#### WRITTEN INSTRUCTION
Your task is to write out the complete listing exactly as it is shown.
----
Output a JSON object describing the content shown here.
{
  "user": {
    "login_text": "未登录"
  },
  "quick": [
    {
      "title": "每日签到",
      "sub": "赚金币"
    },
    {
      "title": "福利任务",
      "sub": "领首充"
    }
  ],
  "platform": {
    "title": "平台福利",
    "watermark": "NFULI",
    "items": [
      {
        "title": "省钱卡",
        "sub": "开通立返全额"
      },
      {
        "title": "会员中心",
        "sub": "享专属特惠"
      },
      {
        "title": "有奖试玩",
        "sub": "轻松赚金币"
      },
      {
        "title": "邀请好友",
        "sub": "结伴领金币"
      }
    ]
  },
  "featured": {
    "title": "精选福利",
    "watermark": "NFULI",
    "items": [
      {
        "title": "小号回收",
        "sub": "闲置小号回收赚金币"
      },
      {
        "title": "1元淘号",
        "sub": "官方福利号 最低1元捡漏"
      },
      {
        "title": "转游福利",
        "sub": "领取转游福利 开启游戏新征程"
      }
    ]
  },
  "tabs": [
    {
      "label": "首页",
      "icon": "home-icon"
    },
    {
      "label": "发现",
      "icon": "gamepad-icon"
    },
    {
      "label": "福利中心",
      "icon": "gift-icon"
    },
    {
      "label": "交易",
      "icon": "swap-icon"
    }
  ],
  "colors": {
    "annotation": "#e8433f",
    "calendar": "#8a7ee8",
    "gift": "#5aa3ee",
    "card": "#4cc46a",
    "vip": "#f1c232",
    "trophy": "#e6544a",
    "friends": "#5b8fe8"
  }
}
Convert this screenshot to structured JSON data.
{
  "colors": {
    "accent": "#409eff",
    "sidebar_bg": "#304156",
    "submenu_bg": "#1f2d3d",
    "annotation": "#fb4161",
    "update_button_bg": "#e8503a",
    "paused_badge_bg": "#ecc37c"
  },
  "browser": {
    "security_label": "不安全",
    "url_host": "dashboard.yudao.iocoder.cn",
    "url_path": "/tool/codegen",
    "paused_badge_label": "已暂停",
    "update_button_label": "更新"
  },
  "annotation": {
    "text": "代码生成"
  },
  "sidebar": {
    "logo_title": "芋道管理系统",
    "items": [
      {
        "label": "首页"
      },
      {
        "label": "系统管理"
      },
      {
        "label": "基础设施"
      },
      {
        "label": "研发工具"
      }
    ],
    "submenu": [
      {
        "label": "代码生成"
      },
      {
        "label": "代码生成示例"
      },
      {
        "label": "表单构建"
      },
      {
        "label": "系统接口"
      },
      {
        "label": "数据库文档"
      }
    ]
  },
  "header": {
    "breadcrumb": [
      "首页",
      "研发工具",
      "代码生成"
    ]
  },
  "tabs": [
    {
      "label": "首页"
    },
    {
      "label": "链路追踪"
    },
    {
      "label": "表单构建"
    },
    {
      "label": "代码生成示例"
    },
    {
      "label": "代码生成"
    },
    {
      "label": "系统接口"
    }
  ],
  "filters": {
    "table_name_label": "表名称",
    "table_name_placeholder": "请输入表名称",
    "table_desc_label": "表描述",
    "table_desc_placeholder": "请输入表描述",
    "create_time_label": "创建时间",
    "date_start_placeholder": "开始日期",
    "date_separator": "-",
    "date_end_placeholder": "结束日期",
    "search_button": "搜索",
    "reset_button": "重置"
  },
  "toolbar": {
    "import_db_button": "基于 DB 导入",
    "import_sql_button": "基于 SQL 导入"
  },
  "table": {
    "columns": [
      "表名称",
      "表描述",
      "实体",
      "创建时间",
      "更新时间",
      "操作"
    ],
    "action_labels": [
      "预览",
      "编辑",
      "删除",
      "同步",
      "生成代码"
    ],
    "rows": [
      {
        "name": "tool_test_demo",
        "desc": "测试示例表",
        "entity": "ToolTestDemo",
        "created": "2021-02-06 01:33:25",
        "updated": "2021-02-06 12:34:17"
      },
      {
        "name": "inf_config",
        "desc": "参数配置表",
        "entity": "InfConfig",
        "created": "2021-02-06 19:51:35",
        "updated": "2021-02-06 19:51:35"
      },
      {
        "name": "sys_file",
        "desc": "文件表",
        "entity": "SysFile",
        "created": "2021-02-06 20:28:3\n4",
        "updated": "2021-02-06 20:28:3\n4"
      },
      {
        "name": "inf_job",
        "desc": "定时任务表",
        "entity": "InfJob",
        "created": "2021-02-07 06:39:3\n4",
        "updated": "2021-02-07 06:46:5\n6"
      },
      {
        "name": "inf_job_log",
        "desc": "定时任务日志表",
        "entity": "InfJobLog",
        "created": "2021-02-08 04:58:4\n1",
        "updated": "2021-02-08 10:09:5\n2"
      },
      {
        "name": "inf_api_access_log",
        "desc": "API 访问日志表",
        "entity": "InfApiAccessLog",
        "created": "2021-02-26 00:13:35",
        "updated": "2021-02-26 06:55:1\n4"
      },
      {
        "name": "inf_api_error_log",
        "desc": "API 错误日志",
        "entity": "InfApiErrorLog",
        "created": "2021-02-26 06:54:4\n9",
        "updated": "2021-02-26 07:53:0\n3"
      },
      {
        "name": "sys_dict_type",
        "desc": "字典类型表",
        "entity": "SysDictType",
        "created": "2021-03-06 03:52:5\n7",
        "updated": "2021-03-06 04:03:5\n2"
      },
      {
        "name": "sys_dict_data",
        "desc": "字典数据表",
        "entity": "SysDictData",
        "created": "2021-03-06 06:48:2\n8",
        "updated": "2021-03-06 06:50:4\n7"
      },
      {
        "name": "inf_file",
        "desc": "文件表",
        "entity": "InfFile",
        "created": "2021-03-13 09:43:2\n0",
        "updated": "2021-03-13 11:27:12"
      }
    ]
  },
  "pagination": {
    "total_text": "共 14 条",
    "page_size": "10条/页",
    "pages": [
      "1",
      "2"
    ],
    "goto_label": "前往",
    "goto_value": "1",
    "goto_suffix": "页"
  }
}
----
#### SOLVED EXERCISE
Output a JSON object describing the content shown here.
{
  "user": {
    "login_text": "未登录"
  },
  "quick": [
    {
      "title": "每日签到",
      "sub": "赚金币"
    },
    {
      "title": "福利任务",
      "sub": "领首充"
    }
  ],
  "platform": {
    "title": "平台福利",
    "watermark": "NFULI",
    "items": [
      {
        "title": "省钱卡",
        "sub": "开通立返全额"
      },
      {
        "title": "会员中心",
        "sub": "享专属特惠"
      },
      {
        "title": "有奖试玩",
        "sub": "轻松赚金币"
      },
      {
        "title": "邀请好友",
        "sub": "结伴领金币"
      }
    ]
  },
  "featured": {
    "title": "精选福利",
    "watermark": "NFULI",
    "items": [
      {
        "title": "小号回收",
        "sub": "闲置小号回收赚金币"
      },
      {
        "title": "1元淘号",
        "sub": "官方福利号 最低1元捡漏"
      },
      {
        "title": "转游福利",
        "sub": "领取转游福利 开启游戏新征程"
      }
    ]
  },
  "tabs": [
    {
      "label": "首页",
      "icon": "home-icon"
    },
    {
      "label": "发现",
      "icon": "gamepad-icon"
    },
    {
      "label": "福利中心",
      "icon": "gift-icon"
    },
    {
      "label": "交易",
      "icon": "swap-icon"
    }
  ],
  "colors": {
    "annotation": "#e8433f",
    "calendar": "#8a7ee8",
    "gift": "#5aa3ee",
    "card": "#4cc46a",
    "vip": "#f1c232",
    "trophy": "#e6544a",
    "friends": "#5b8fe8"
  }
}
Convert this screenshot to structured JSON data.
{
  "colors": {
    "accent": "#409eff",
    "sidebar_bg": "#304156",
    "submenu_bg": "#1f2d3d",
    "annotation": "#fb4161",
    "update_button_bg": "#e8503a",
    "paused_badge_bg": "#ecc37c"
  },
  "browser": {
    "security_label": "不安全",
    "url_host": "dashboard.yudao.iocoder.cn",
    "url_path": "/tool/codegen",
    "paused_badge_label": "已暂停",
    "update_button_label": "更新"
  },
  "annotation": {
    "text": "代码生成"
  },
  "sidebar": {
    "logo_title": "芋道管理系统",
    "items": [
      {
        "label": "首页"
      },
      {
        "label": "系统管理"
      },
      {
        "label": "基础设施"
      },
      {
        "label": "研发工具"
      }
    ],
    "submenu": [
      {
        "label": "代码生成"
      },
      {
        "label": "代码生成示例"
      },
      {
        "label": "表单构建"
      },
      {
        "label": "系统接口"
      },
      {
        "label": "数据库文档"
      }
    ]
  },
  "header": {
    "breadcrumb": [
      "首页",
      "研发工具",
      "代码生成"
    ]
  },
  "tabs": [
    {
      "label": "首页"
    },
    {
      "label": "链路追踪"
    },
    {
      "label": "表单构建"
    },
    {
      "label": "代码生成示例"
    },
    {
      "label": "代码生成"
    },
    {
      "label": "系统接口"
    }
  ],
  "filters": {
    "table_name_label": "表名称",
    "table_name_placeholder": "请输入表名称",
    "table_desc_label": "表描述",
    "table_desc_placeholder": "请输入表描述",
    "create_time_label": "创建时间",
    "date_start_placeholder": "开始日期",
    "date_separator": "-",
    "date_end_placeholder": "结束日期",
    "search_button": "搜索",
    "reset_button": "重置"
  },
  "toolbar": {
    "import_db_button": "基于 DB 导入",
    "import_sql_button": "基于 SQL 导入"
  },
  "table": {
    "columns": [
      "表名称",
      "表描述",
      "实体",
      "创建时间",
      "更新时间",
      "操作"
    ],
    "action_labels": [
      "预览",
      "编辑",
      "删除",
      "同步",
      "生成代码"
    ],
    "rows": [
      {
        "name": "tool_test_demo",
        "desc": "测试示例表",
        "entity": "ToolTestDemo",
        "created": "2021-02-06 01:33:25",
        "updated": "2021-02-06 12:34:17"
      },
      {
        "name": "inf_config",
        "desc": "参数配置表",
        "entity": "InfConfig",
        "created": "2021-02-06 19:51:35",
        "updated": "2021-02-06 19:51:35"
      },
      {
        "name": "sys_file",
        "desc": "文件表",
        "entity": "SysFile",
        "created": "2021-02-06 20:28:3\n4",
        "updated": "2021-02-06 20:28:3\n4"
      },
      {
        "name": "inf_job",
        "desc": "定时任务表",
        "entity": "InfJob",
        "created": "2021-02-07 06:39:3\n4",
        "updated": "2021-02-07 06:46:5\n6"
      },
      {
        "name": "inf_job_log",
        "desc": "定时任务日志表",
        "entity": "InfJobLog",
        "created": "2021-02-08 04:58:4\n1",
        "updated": "2021-02-08 10:09:5\n2"
      },
      {
        "name": "inf_api_access_log",
        "desc": "API 访问日志表",
        "entity": "InfApiAccessLog",
        "created": "2021-02-26 00:13:35",
        "updated": "2021-02-26 06:55:1\n4"
      },
      {
        "name": "inf_api_error_log",
        "desc": "API 错误日志",
        "entity": "InfApiErrorLog",
        "created": "2021-02-26 06:54:4\n9",
        "updated": "2021-02-26 07:53:0\n3"
      },
      {
        "name": "sys_dict_type",
        "desc": "字典类型表",
        "entity": "SysDictType",
        "created": "2021-03-06 03:52:5\n7",
        "updated": "2021-03-06 04:03:5\n2"
      },
      {
        "name": "sys_dict_data",
        "desc": "字典数据表",
        "entity": "SysDictData",
        "created": "2021-03-06 06:48:2\n8",
        "updated": "2021-03-06 06:50:4\n7"
      },
      {
        "name": "inf_file",
        "desc": "文件表",
        "entity": "InfFile",
        "created": "2021-03-13 09:43:2\n0",
        "updated": "2021-03-13 11:27:12"
      }
    ]
  },
  "pagination": {
    "total_text": "共 14 条",
    "page_size": "10条/页",
    "pages": [
      "1",
      "2"
    ],
    "goto_label": "前往",
    "goto_value": "1",
    "goto_suffix": "页"
  }
}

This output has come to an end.